> TASK OBJECTIVE:
Copy the items below word for word, from the very first line through the line that contains "bar-oct-2016 [636,307,705,604]", including both ends.

> DATA FOR PROCESSING:
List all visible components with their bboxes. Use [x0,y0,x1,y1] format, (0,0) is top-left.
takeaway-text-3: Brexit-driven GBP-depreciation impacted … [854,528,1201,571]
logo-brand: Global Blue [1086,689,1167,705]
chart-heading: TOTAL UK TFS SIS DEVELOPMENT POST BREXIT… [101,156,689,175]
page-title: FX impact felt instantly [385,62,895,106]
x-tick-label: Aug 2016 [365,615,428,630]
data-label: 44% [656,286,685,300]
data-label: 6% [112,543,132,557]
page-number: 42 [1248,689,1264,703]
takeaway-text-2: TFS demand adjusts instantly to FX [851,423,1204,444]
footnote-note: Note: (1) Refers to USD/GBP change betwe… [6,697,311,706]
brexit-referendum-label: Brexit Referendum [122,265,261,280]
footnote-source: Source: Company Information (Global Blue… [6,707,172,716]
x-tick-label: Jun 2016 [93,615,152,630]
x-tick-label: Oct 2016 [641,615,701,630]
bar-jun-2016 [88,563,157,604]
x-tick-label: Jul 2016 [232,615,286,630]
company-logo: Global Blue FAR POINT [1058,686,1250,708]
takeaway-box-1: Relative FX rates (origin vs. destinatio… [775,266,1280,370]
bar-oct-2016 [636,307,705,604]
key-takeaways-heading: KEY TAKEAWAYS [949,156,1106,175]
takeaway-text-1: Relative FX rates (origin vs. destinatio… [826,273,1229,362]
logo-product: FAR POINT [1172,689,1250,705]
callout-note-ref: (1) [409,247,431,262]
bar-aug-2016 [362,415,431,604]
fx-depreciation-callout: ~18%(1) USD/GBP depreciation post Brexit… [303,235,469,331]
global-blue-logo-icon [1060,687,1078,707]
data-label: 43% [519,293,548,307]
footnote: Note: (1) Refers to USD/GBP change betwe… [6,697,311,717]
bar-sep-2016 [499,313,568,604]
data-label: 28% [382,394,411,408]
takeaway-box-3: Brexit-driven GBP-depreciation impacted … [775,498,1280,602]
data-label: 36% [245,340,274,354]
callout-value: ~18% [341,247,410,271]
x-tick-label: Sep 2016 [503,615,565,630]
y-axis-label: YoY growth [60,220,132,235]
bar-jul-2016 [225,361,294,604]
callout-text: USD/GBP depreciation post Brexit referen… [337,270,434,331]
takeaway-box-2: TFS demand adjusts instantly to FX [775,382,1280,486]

> TASK ANSWER:
List all visible components with their bboxes. Use [x0,y0,x1,y1] format, (0,0) is top-left.
takeaway-text-3: Brexit-driven GBP-depreciation impacted … [854,528,1201,571]
logo-brand: Global Blue [1086,689,1167,705]
chart-heading: TOTAL UK TFS SIS DEVELOPMENT POST BREXIT… [101,156,689,175]
page-title: FX impact felt instantly [385,62,895,106]
x-tick-label: Aug 2016 [365,615,428,630]
data-label: 44% [656,286,685,300]
data-label: 6% [112,543,132,557]
page-number: 42 [1248,689,1264,703]
takeaway-text-2: TFS demand adjusts instantly to FX [851,423,1204,444]
footnote-note: Note: (1) Refers to USD/GBP change betwe… [6,697,311,706]
brexit-referendum-label: Brexit Referendum [122,265,261,280]
footnote-source: Source: Company Information (Global Blue… [6,707,172,716]
x-tick-label: Jun 2016 [93,615,152,630]
x-tick-label: Oct 2016 [641,615,701,630]
bar-jun-2016 [88,563,157,604]
x-tick-label: Jul 2016 [232,615,286,630]
company-logo: Global Blue FAR POINT [1058,686,1250,708]
takeaway-box-1: Relative FX rates (origin vs. destinatio… [775,266,1280,370]
bar-oct-2016 [636,307,705,604]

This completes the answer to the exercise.